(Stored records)
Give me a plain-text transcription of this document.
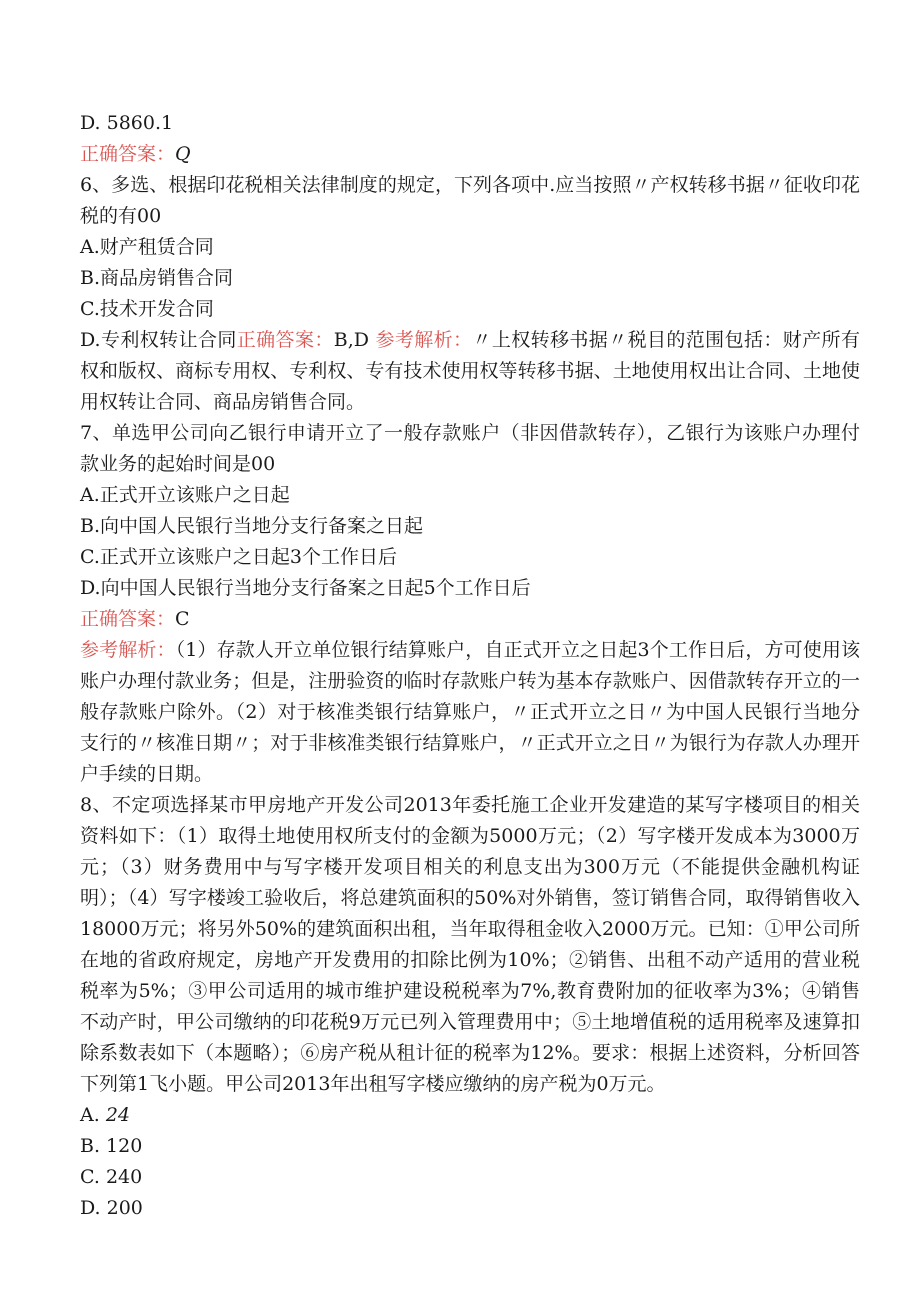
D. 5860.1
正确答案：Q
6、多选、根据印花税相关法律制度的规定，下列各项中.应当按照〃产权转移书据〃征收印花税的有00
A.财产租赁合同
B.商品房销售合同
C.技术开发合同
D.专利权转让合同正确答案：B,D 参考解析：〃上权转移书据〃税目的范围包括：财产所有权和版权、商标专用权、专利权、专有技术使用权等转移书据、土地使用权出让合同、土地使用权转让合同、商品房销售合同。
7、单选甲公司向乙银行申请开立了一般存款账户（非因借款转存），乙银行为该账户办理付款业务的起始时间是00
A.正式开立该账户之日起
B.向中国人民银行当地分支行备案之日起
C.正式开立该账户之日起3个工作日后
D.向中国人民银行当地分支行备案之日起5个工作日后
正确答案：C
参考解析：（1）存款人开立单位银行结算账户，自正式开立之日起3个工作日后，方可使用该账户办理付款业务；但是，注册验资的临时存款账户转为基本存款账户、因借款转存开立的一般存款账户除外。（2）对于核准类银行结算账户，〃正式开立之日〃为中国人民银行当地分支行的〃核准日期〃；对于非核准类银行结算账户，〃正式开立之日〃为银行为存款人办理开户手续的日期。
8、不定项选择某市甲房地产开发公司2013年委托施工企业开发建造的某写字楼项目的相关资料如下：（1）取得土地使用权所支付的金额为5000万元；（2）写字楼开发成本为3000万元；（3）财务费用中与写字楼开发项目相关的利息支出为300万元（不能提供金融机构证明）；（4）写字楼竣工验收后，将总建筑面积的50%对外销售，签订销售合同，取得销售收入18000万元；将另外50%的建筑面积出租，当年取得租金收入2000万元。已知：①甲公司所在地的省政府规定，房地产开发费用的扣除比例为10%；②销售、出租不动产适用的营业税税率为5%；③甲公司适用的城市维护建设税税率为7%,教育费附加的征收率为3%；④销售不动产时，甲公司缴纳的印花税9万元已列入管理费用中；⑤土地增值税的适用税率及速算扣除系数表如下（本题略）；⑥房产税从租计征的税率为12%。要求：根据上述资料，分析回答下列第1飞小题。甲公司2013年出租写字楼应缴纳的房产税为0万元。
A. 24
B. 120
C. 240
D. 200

◆ **Task to carry out**
Take the listing above and restate it word for word, without its pictures.

◆ **Answer to the problem**
Give me a plain-text transcription of this document.
D. 5860.1
正确答案：Q
6、多选、根据印花税相关法律制度的规定，下列各项中.应当按照〃产权转移书据〃征收印花税的有00
A.财产租赁合同
B.商品房销售合同
C.技术开发合同
D.专利权转让合同正确答案：B,D 参考解析：〃上权转移书据〃税目的范围包括：财产所有权和版权、商标专用权、专利权、专有技术使用权等转移书据、土地使用权出让合同、土地使用权转让合同、商品房销售合同。
7、单选甲公司向乙银行申请开立了一般存款账户（非因借款转存），乙银行为该账户办理付款业务的起始时间是00
A.正式开立该账户之日起
B.向中国人民银行当地分支行备案之日起
C.正式开立该账户之日起3个工作日后
D.向中国人民银行当地分支行备案之日起5个工作日后
正确答案：C
参考解析：（1）存款人开立单位银行结算账户，自正式开立之日起3个工作日后，方可使用该账户办理付款业务；但是，注册验资的临时存款账户转为基本存款账户、因借款转存开立的一般存款账户除外。（2）对于核准类银行结算账户，〃正式开立之日〃为中国人民银行当地分支行的〃核准日期〃；对于非核准类银行结算账户，〃正式开立之日〃为银行为存款人办理开户手续的日期。
8、不定项选择某市甲房地产开发公司2013年委托施工企业开发建造的某写字楼项目的相关资料如下：（1）取得土地使用权所支付的金额为5000万元；（2）写字楼开发成本为3000万元；（3）财务费用中与写字楼开发项目相关的利息支出为300万元（不能提供金融机构证明）；（4）写字楼竣工验收后，将总建筑面积的50%对外销售，签订销售合同，取得销售收入18000万元；将另外50%的建筑面积出租，当年取得租金收入2000万元。已知：①甲公司所在地的省政府规定，房地产开发费用的扣除比例为10%；②销售、出租不动产适用的营业税税率为5%；③甲公司适用的城市维护建设税税率为7%,教育费附加的征收率为3%；④销售不动产时，甲公司缴纳的印花税9万元已列入管理费用中；⑤土地增值税的适用税率及速算扣除系数表如下（本题略）；⑥房产税从租计征的税率为12%。要求：根据上述资料，分析回答下列第1飞小题。甲公司2013年出租写字楼应缴纳的房产税为0万元。
A. 24
B. 120
C. 240
D. 200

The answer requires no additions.